Time for another round of Marital Martian combat with my lovely wife.  She wanted to take her new Veteran Assault Tripod out for a test drive, and after my own disheartening recent loss with the tripod, "show me how it's done."

We got started late in the evening, after work, and so we decided to keep the forces limited. I told her to pick the forces she wanted, and I'd choose a bit less in points from the American forces and try to defend a town from attack. Of course, a couple of tripods isn't enough for her, so the game went later than we intended.

The scenario is simple: The humans deploy on half of the table and are charged with defending the town. The Martians deploy on the 3 edges of their half of the table, but not in the center. If the Martians have a unit within 6" of the little pile of ruins at the center of the below photograph at the end of turn 5, they win. If the humans break them, they win, if the Martians don't break, but don't hold the objective, it's a draw.

I lost the deployment roll-off and deployed heavily into cover, and used a strategy of defense in depth. My main base was going to be the big red building, but I held some forward positions I wanted to harass the approaching Martians from.

The front line. I stationed rough riders far forward in cover, on both sides of the board, hoping to tie up some tripods out of line of sight and out of range of the objective. This side had some tanks upport as well.

I held back with the big guns this game, going more infantry heavy, but I did position some field guns in the ruined church on the back of the board, and an AT Gun a little more forward.

Also decided to field a mine layer to guard the natural approaches to the objective.

On the right flank, my best forward cover was a forest where the other unit of rough riders and some infantry were placed. I hadn't planned to hold this ground long, just distract the Martians from their objective.

The Martians deployed, with the Slaver deploying on the left edge with its drones.  A strong move by the wife. The veteran assault tripod was in the vanguard, at the center of the road, leading a unit of sniper drones attached to it. Ugh.

At the last moment, my wife decided that her extra green gas tripod wasn't necessary, and removed it. I told her she could keep it, but in the interests of speeding up the game and "fairness", she took it off the table. I kind of wish she hadn't, as it nearly evened out our forces, and I had some advantages as the defender.

● **STATED EXERCISE A**:
Reproduce the entries from the line containing "empty-message: Inga utvecklingssamtal" down to the line containing "mentor-cell: Sarah Menthor bbox=[21, 420, 103, 432]", including both of those lines.
The battle report above and the entries after it are separate, unrelated material.

● **DATASET EXTRACT**:
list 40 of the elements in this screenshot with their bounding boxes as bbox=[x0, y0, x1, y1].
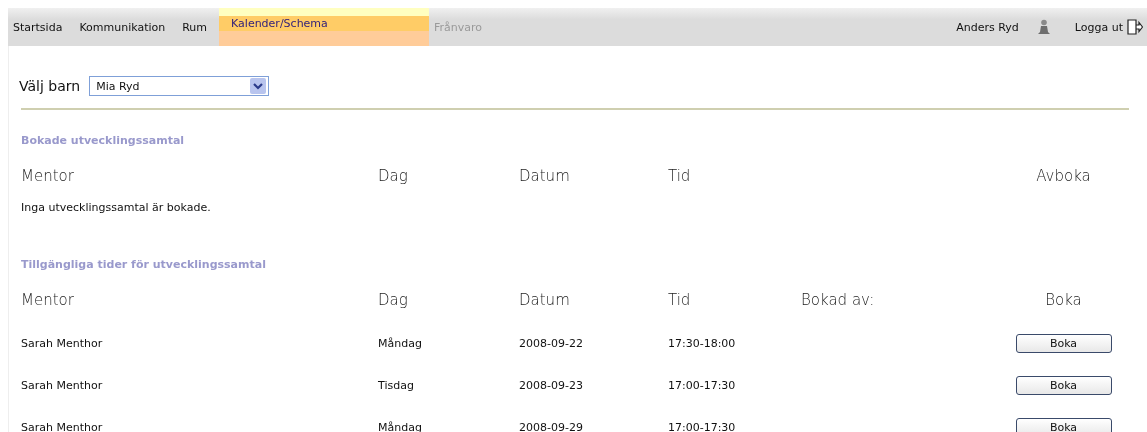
empty-message: Inga utvecklingssamtal är bokade. bbox=[21, 201, 212, 214]
mentor-cell: Sarah Menthor bbox=[21, 336, 103, 350]
column-header: Avboka bbox=[1036, 167, 1091, 185]
column-header: Boka bbox=[1045, 291, 1082, 309]
mentor-cell: Sarah Menthor bbox=[21, 378, 103, 392]
column-header: Mentor bbox=[21, 291, 74, 309]
mentor-cell: Sarah Menthor bbox=[21, 420, 103, 432]
book-button[interactable]: Boka bbox=[1015, 333, 1112, 353]
column-header: Datum bbox=[519, 291, 570, 309]
select-label: Välj barn bbox=[19, 78, 81, 94]
section-title: Tillgängliga tider för utvecklingssamtal bbox=[21, 258, 267, 271]
nav-tab[interactable]: Kalender/Schema bbox=[219, 8, 430, 46]
section-title: Bokade utvecklingssamtal bbox=[21, 134, 186, 147]
column-header: Dag bbox=[378, 167, 408, 185]
nav-tab[interactable]: Startsida bbox=[8, 8, 75, 46]
nav-tab[interactable]: Rum bbox=[177, 8, 220, 46]
person-icon bbox=[1036, 19, 1051, 35]
time-cell: 17:30-18:00 bbox=[668, 336, 736, 350]
book-button[interactable]: Boka bbox=[1015, 417, 1112, 432]
nav-tab[interactable]: Kommunikation bbox=[74, 8, 178, 46]
day-cell: Måndag bbox=[378, 336, 422, 350]
day-cell: Tisdag bbox=[378, 378, 414, 392]
column-header: Datum bbox=[519, 167, 570, 185]
column-header: Mentor bbox=[21, 167, 74, 185]
logout-icon[interactable] bbox=[1127, 19, 1143, 35]
date-cell: 2008-09-22 bbox=[519, 336, 583, 350]
time-cell: 17:00-17:30 bbox=[668, 420, 736, 432]
date-cell: 2008-09-23 bbox=[519, 378, 583, 392]
column-header: Dag bbox=[378, 291, 408, 309]
user-name: Anders Ryd bbox=[956, 20, 1019, 34]
column-header: Tid bbox=[668, 291, 691, 309]
column-header: Tid bbox=[668, 167, 691, 185]
child-dropdown[interactable]: Mia Ryd bbox=[89, 76, 270, 96]
day-cell: Måndag bbox=[378, 420, 422, 432]
column-header: Bokad av: bbox=[801, 291, 875, 309]
caret-icon[interactable] bbox=[250, 78, 267, 94]
date-cell: 2008-09-29 bbox=[519, 420, 583, 432]
logout-link[interactable]: Logga ut bbox=[1074, 20, 1123, 34]
book-button[interactable]: Boka bbox=[1015, 375, 1112, 395]
time-cell: 17:00-17:30 bbox=[668, 378, 736, 392]
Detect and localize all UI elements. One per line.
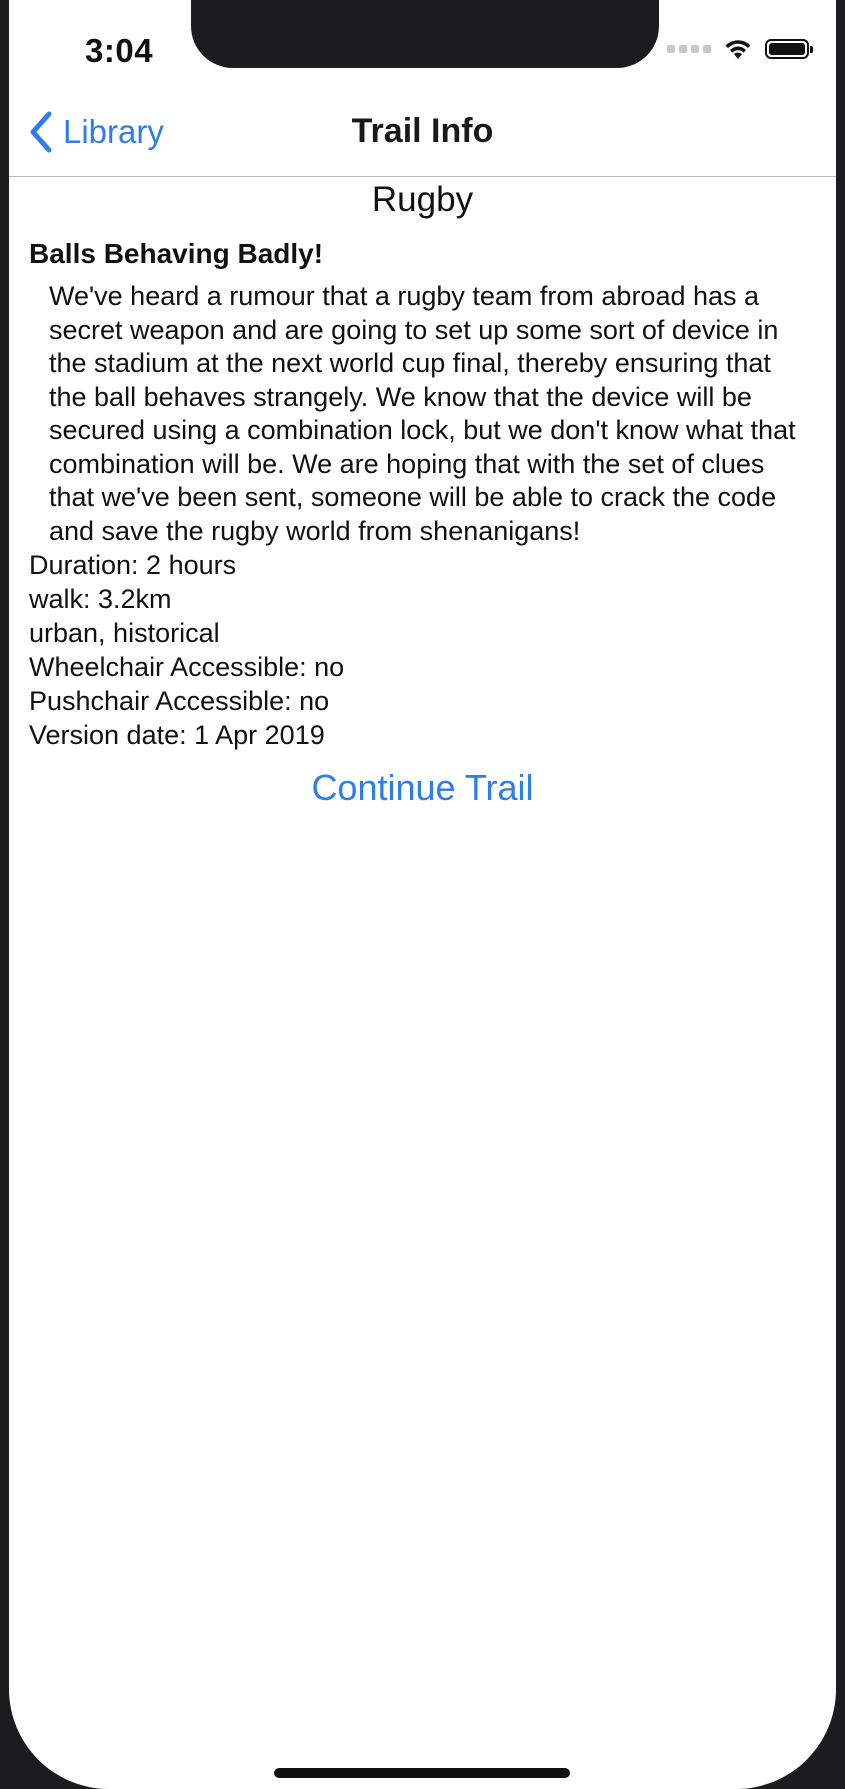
trail-heading: Balls Behaving Badly! xyxy=(29,238,324,269)
home-indicator xyxy=(274,1768,570,1778)
duration-text: Duration: 2 hours xyxy=(29,550,237,580)
trail-name: Rugby xyxy=(371,180,474,219)
trail-description: We've heard a rumour that a rugby team f… xyxy=(49,281,796,546)
status-icons xyxy=(667,38,813,60)
walk-distance-text: walk: 3.2km xyxy=(29,584,172,614)
trail-tags-text: urban, historical xyxy=(29,618,220,648)
page-title: Trail Info xyxy=(351,112,494,150)
trail-info-content: Rugby Balls Behaving Badly! We've heard … xyxy=(9,176,836,810)
signal-icon xyxy=(667,45,711,53)
wifi-icon xyxy=(725,40,751,59)
trail-facts: Duration: 2 hours walk: 3.2km urban, his… xyxy=(29,548,836,752)
wheelchair-accessible-text: Wheelchair Accessible: no xyxy=(29,652,345,682)
navigation-bar: Library Trail Info xyxy=(9,96,836,177)
pushchair-accessible-text: Pushchair Accessible: no xyxy=(29,686,330,716)
version-date-text: Version date: 1 Apr 2019 xyxy=(29,720,325,750)
status-time: 3:04 xyxy=(85,32,154,69)
battery-icon xyxy=(765,39,813,59)
continue-trail-button[interactable]: Continue Trail xyxy=(305,766,539,810)
notch xyxy=(191,0,659,68)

● **STATED EXERCISE B**:
Rewrite the battle report from "On the right" down to "to it. Ugh.", switching "forest" to "grove".

● **EXERCISE ANSWER A**:
empty-message: Inga utvecklingssamtal är bokade. bbox=[21, 201, 212, 214]
mentor-cell: Sarah Menthor bbox=[21, 336, 103, 350]
column-header: Avboka bbox=[1036, 167, 1091, 185]
column-header: Boka bbox=[1045, 291, 1082, 309]
mentor-cell: Sarah Menthor bbox=[21, 378, 103, 392]
column-header: Mentor bbox=[21, 291, 74, 309]
mentor-cell: Sarah Menthor bbox=[21, 420, 103, 432]

● **EXERCISE ANSWER B**:
On the right flank, my best forward cover was a grove where the other unit of rough riders and some infantry were placed. I hadn't planned to hold this ground long, just distract the Martians from their objective.

The Martians deployed, with the Slaver deploying on the left edge with its drones.  A strong move by the wife. The veteran assault tripod was in the vanguard, at the center of the road, leading a unit of sniper drones attached to it. Ugh.